Dataset entries:
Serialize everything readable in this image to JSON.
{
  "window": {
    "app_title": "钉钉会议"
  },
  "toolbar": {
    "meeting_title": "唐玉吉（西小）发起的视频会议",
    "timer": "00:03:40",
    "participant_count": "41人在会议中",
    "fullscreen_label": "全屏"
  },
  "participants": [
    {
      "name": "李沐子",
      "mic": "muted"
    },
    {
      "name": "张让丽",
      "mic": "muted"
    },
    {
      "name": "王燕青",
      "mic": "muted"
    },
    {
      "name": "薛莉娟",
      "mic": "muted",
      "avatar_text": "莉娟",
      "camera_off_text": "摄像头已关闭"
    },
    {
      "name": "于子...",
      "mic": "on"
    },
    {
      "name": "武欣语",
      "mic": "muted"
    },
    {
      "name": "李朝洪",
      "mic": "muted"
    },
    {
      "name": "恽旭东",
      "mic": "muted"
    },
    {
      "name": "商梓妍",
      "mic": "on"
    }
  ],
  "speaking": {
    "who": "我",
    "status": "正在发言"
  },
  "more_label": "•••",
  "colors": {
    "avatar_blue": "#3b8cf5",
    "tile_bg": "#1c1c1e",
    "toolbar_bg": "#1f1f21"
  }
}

---

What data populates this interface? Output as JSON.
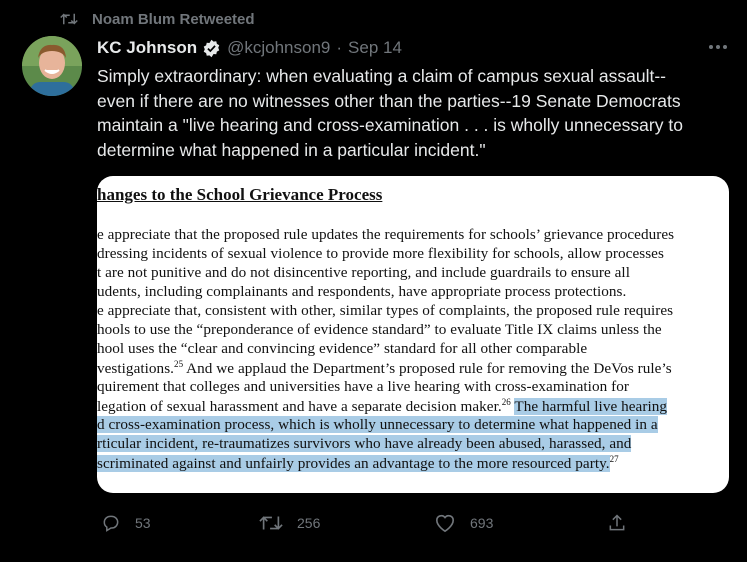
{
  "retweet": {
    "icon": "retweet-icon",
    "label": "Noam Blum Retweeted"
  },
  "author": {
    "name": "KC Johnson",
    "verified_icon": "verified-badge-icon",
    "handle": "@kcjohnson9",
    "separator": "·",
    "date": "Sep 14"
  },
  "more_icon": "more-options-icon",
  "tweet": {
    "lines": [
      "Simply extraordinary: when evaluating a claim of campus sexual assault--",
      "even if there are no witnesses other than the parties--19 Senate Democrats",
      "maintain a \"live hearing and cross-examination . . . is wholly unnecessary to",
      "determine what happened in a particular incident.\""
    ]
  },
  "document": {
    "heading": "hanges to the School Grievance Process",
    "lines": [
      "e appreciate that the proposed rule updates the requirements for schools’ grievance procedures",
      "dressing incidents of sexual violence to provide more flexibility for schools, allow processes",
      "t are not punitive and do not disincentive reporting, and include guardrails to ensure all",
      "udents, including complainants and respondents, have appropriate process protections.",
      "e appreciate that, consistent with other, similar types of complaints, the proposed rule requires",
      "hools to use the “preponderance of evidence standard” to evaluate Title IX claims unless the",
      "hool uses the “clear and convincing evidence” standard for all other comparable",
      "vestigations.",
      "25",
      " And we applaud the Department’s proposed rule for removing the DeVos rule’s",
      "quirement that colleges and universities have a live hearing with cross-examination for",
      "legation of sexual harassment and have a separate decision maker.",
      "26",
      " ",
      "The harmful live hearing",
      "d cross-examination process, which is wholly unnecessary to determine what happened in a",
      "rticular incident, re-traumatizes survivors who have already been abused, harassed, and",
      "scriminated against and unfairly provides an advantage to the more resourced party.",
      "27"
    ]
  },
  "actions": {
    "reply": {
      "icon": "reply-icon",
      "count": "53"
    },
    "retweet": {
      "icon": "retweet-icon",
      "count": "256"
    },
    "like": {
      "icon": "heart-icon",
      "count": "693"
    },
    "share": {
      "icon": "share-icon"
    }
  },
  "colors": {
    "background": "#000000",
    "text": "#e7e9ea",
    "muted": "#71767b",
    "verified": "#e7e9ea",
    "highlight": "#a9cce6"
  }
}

Task details: Collect each line containing the string "JSON".

Written solution:
Serialize everything readable in this image to JSON.
What data populates this interface? Output as JSON.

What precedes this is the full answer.